- _Consigne donnée 1_: D'après l'extrait sur l'histoire des chemins de la vallée, en quelle année le grand chemin du roi atteint-il Saint-Etienne ?
- _Consigne donnée 2_: Reprenez l'extrait sur l'histoire des chemins de la vallée à la suite de sa dernière phrase et poursuivez-le.
+++ Extrait du document
Au IIe siècle de notre ère, la construction de l'aqueduc romain, conduisant l'eau d'Izieux à Fourvières (Lyon), laisse penser que les envahisseurs, installés dans notre vallée durant de nombreuses années, aménagent des sentiers pour se déplacer en famille, mais aussi pour transporter au plus près les matériaux nécessaires à la construction de cet aqueduc d'environ 75 km : chaux, sable, cailloux, blocs de pierre, tuiles, briques. Contrairement à ce que l'on peut voir en Italie (via Apia et bien d'autres), ou même en France, il n'en reste a priori aucune trace visible. Ces sentiers sont-ils pavés ? L'ingéniosité et la capacité de travail des romains peuvent nous le faire penser. Qui sait, un jour ..?

Même si le transport de marchandises ne se développe qu'à partir du XIXe siècle, on trouve, dès le XVIIe siècle (et sans doute bien avant), des artisans qui ne peuvent exister que grâce aux charrons : les voituriers. On en trouve à mi-hauteur, dans les communes de Cellieu : Barthélémy Colomban, voiturier de Leymieu ; François Croisier, voiturier de la paroisse de Saint Romain en Jarez ; Francis Monier, marchand voiturier par terre en 1742, à Cellieu ; d'autres, sur la Valla…

Avant le XVIIIe siècle, suivant les livres de postes, il semble qu'il n'y ait aucune route véritable. Les voies d'accès aux villages du Pilat ou des Monts du Lyonnais ou entre les villes de la vallée sont toujours des chemins de terre.

Vers 1700, commence l'ouverture du grand chemin du roi destiné à relier Lyon à Bordeaux, via Rive-de-Gier. Saint-Etienne, séparée de Lyon par 50 km, n'est atteinte qu'en 1752. Il faut dire que la voie traverse les limites des Monts du Lyonnais où alternent creux et bosses 7. Aujourd'hui encore, cette route porte le nom de "Montagnes russes".

 

Jusqu'à la fin du XVIIIe siècle, les quelques chemins existants sont entretenus par les habitants : c'est une redevance due au maître et seigneur. Avec la Révolution, l'habitude persiste. Les contribuables peuvent payer une partie de leurs impôts moyennant un travail d'intérêt public suivant un barème bien défini :

 

Transport à la brouette d'un mètre cubes de pierres, pour chaque relais de trente mètres :
- sur un terrain à peu près horizontal       0,15 fr
- sur une rampe de 3 à 6 mètres                0,20 fr
- sur une rampe de 6 à 10 mètres              0,25 fr …3

 

A la Révolution, la situation générale ne s'est pas améliorée dans les campagnes. Certains hameaux sont toujours isolés, nécessitant un portage à dos d'homme. Dans les villes, les rues non pavées reçoivent déjections, ordures de toutes sortes. La circulation y est impossible, dangereuse pour les voyageurs comme pour les habitants.
++++++
+++ Jeu de données
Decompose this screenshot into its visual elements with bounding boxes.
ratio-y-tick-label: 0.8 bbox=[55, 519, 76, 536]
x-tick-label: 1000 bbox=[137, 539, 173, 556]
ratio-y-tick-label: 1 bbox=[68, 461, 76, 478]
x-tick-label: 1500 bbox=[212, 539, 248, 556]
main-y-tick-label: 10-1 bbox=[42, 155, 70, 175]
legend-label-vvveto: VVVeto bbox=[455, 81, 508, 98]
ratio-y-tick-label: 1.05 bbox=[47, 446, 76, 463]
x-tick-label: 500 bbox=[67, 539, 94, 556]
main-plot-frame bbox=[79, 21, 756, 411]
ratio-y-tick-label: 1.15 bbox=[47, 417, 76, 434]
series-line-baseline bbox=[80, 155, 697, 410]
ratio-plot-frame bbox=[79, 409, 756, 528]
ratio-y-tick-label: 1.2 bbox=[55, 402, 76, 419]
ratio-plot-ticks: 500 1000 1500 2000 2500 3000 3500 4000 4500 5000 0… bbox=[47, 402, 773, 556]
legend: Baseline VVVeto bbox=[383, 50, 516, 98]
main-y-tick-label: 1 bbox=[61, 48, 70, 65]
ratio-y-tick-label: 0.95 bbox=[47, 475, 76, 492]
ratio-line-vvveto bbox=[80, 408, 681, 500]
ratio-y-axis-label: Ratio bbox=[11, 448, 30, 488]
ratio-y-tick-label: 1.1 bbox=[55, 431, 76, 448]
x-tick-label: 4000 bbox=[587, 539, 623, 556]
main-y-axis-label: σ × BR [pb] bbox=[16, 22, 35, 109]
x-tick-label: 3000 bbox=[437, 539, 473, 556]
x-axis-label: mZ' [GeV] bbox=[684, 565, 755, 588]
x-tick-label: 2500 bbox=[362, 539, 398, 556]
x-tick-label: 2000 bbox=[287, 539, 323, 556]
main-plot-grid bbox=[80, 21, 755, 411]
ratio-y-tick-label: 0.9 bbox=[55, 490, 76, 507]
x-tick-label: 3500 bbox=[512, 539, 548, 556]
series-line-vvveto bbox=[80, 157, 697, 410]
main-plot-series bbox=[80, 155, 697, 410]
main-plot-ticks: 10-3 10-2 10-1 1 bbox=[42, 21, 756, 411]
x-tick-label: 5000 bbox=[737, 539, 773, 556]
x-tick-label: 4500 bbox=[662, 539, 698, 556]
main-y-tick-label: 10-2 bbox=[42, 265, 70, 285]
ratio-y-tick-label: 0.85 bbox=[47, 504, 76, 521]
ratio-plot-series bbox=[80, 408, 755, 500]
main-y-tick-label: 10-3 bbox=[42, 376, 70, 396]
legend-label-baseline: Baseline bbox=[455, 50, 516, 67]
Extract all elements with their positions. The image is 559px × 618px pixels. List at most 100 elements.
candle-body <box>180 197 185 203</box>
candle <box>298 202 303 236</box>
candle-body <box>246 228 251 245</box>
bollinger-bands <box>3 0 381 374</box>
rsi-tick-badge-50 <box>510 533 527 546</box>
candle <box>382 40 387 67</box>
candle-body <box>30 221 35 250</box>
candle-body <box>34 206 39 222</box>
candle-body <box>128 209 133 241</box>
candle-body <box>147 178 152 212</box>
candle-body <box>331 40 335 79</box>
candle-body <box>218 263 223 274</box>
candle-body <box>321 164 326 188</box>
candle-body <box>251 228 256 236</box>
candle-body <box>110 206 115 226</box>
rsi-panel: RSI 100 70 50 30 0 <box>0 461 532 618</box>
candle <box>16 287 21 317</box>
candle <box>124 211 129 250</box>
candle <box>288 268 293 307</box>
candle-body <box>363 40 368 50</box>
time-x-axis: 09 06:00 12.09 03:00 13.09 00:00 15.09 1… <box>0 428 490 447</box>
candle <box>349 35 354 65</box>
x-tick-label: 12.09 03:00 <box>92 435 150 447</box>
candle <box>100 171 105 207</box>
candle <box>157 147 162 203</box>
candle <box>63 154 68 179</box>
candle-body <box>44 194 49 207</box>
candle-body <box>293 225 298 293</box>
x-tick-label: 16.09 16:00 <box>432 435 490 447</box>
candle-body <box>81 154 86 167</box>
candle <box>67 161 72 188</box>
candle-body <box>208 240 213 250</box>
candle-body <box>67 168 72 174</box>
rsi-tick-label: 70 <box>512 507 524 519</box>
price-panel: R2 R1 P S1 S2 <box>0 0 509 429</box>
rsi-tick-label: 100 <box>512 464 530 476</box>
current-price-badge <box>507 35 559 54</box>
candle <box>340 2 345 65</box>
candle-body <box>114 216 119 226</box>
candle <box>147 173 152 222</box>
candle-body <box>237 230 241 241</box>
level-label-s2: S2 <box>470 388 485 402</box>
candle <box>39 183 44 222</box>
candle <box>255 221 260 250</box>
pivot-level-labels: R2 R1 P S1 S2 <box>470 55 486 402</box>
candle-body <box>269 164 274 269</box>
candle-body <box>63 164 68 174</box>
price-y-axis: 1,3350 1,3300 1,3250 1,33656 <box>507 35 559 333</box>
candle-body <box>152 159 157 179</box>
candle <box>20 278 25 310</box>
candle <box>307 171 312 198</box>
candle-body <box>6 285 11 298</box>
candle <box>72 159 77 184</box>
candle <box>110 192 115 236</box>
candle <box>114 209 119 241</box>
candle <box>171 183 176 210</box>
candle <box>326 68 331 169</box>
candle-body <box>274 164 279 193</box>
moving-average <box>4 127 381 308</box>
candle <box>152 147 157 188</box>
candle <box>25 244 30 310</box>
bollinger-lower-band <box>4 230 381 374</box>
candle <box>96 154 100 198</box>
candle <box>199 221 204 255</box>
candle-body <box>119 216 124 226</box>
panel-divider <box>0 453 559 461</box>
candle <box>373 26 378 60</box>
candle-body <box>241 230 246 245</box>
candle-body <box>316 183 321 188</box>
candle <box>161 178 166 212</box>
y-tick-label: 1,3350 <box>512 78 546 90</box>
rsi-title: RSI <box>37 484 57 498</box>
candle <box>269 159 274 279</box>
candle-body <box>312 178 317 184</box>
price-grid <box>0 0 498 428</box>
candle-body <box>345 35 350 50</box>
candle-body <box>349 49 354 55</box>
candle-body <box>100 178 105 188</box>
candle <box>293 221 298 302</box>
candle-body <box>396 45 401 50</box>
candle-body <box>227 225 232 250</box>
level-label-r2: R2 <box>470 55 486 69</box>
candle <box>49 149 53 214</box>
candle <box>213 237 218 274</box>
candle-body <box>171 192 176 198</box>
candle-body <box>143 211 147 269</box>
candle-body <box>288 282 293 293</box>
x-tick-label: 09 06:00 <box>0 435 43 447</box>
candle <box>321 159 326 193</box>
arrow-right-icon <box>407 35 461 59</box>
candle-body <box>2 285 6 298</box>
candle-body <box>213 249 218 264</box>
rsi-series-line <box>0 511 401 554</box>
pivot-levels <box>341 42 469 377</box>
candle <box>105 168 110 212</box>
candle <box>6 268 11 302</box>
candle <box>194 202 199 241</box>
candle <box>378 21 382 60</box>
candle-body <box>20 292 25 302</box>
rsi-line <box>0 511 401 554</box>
++++++
- _Réponse 1_: En 1752.

- _Réponse 2_:
 

J. COMBE nous décrit la descente du Mont Pilat en diligence :

"En ce temps-là, on montait au Pilat et à la Jasserie avec des diligences attelées de cinq chevaux, trois en flèche et deux devant. La montée était lente parce que la voiture avec tous les voyageurs était lourde, mais à la descente, quel train d'enfer. Pour renforcer le freinage de la "mécanique", le postillon coupait des branchages qu'il assemblait en lourds fagots. Dans les endroits dangereux de la descente, il laissait traîner les branches sur la route. Quand le sol était mouillé cela n'avait pas d'importance, mais pendant les mois d'été, on était entouré d'une poussière blanche qui vous prenait la gorge" 2.

 

Sous l'Empire, le Gier qui descend du Pilat rend dangereuse la descente de la Valla (aux portes du Pilat) à Saint Chamond. C'est à cette époque qu'est construit le pont de la Rive.

Un rapport de 1823 nous donne une idée de l'état des routes.

"Je n'ose prostituer le nom de routes royales en le donnant à des tracés sur un sol mouvant, défoncé, martyrisé, qui ne pourraient soutenir le parallèle rigoureux avec les chemins vicinaux du plus délaissé des arrondissements de France. Les parties autrefois pavées ne sont qu'un amas sans ordre de boue ou de cailloux ; celles formées d'empierrement sont défoncées, tous les matériaux solides détruits, et la chaussée semblable à une terre de labour, dont l'avant-train des voitures sillonne la surface, tandis que les roues gémissent et se brisent dans des ornières d'un mètre et plus de profondeur. Des milliers de charrettes ont été renversées, des diligences fracassées, les charretiers et conducteurs désertent la route pour passer au travers des prairies et des terres ensemencées. Des attelages de sept chevaux à une voiture d'un seul collier font à peine deux lieues en cinq heures. Cela explique les retards, les accidents et l'excessive augmentation des prix de voiture.5"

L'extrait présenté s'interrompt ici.